Every record below should be printed exactly as given.

[A block of data]

-- BEGIN --

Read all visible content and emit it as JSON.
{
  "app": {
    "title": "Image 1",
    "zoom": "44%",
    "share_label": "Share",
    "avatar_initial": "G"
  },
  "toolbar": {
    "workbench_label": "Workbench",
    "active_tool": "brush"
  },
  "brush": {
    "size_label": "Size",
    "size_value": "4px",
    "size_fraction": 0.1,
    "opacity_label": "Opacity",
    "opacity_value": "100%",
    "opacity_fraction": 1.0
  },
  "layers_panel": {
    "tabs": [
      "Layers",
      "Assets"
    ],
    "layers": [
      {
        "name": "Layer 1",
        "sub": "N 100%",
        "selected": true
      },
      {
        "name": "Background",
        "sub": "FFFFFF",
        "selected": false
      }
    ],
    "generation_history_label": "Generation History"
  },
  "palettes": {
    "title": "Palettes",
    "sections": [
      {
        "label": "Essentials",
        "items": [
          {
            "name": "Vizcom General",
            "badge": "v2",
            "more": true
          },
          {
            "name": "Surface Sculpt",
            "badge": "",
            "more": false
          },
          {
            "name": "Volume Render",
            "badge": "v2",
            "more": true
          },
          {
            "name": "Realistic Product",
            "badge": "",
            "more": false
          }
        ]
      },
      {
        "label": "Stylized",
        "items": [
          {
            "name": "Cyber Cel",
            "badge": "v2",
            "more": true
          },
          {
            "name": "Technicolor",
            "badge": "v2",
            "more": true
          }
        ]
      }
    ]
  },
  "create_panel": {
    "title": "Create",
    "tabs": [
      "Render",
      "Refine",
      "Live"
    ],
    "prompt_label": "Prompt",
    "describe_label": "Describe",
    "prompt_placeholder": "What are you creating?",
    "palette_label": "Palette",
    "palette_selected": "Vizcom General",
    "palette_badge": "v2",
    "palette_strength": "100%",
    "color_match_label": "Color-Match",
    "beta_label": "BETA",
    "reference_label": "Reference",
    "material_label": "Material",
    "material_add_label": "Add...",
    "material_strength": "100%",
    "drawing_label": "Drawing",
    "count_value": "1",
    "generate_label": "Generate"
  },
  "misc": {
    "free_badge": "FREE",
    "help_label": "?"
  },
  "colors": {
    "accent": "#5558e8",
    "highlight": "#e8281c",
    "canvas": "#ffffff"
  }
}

-- END --

Answer in full:
Read all visible content and emit it as JSON.
{
  "app": {
    "title": "Image 1",
    "zoom": "44%",
    "share_label": "Share",
    "avatar_initial": "G"
  },
  "toolbar": {
    "workbench_label": "Workbench",
    "active_tool": "brush"
  },
  "brush": {
    "size_label": "Size",
    "size_value": "4px",
    "size_fraction": 0.1,
    "opacity_label": "Opacity",
    "opacity_value": "100%",
    "opacity_fraction": 1.0
  },
  "layers_panel": {
    "tabs": [
      "Layers",
      "Assets"
    ],
    "layers": [
      {
        "name": "Layer 1",
        "sub": "N 100%",
        "selected": true
      },
      {
        "name": "Background",
        "sub": "FFFFFF",
        "selected": false
      }
    ],
    "generation_history_label": "Generation History"
  },
  "palettes": {
    "title": "Palettes",
    "sections": [
      {
        "label": "Essentials",
        "items": [
          {
            "name": "Vizcom General",
            "badge": "v2",
            "more": true
          },
          {
            "name": "Surface Sculpt",
            "badge": "",
            "more": false
          },
          {
            "name": "Volume Render",
            "badge": "v2",
            "more": true
          },
          {
            "name": "Realistic Product",
            "badge": "",
            "more": false
          }
        ]
      },
      {
        "label": "Stylized",
        "items": [
          {
            "name": "Cyber Cel",
            "badge": "v2",
            "more": true
          },
          {
            "name": "Technicolor",
            "badge": "v2",
            "more": true
          }
        ]
      }
    ]
  },
  "create_panel": {
    "title": "Create",
    "tabs": [
      "Render",
      "Refine",
      "Live"
    ],
    "prompt_label": "Prompt",
    "describe_label": "Describe",
    "prompt_placeholder": "What are you creating?",
    "palette_label": "Palette",
    "palette_selected": "Vizcom General",
    "palette_badge": "v2",
    "palette_strength": "100%",
    "color_match_label": "Color-Match",
    "beta_label": "BETA",
    "reference_label": "Reference",
    "material_label": "Material",
    "material_add_label": "Add...",
    "material_strength": "100%",
    "drawing_label": "Drawing",
    "count_value": "1",
    "generate_label": "Generate"
  },
  "misc": {
    "free_badge": "FREE",
    "help_label": "?"
  },
  "colors": {
    "accent": "#5558e8",
    "highlight": "#e8281c",
    "canvas": "#ffffff"
  }
}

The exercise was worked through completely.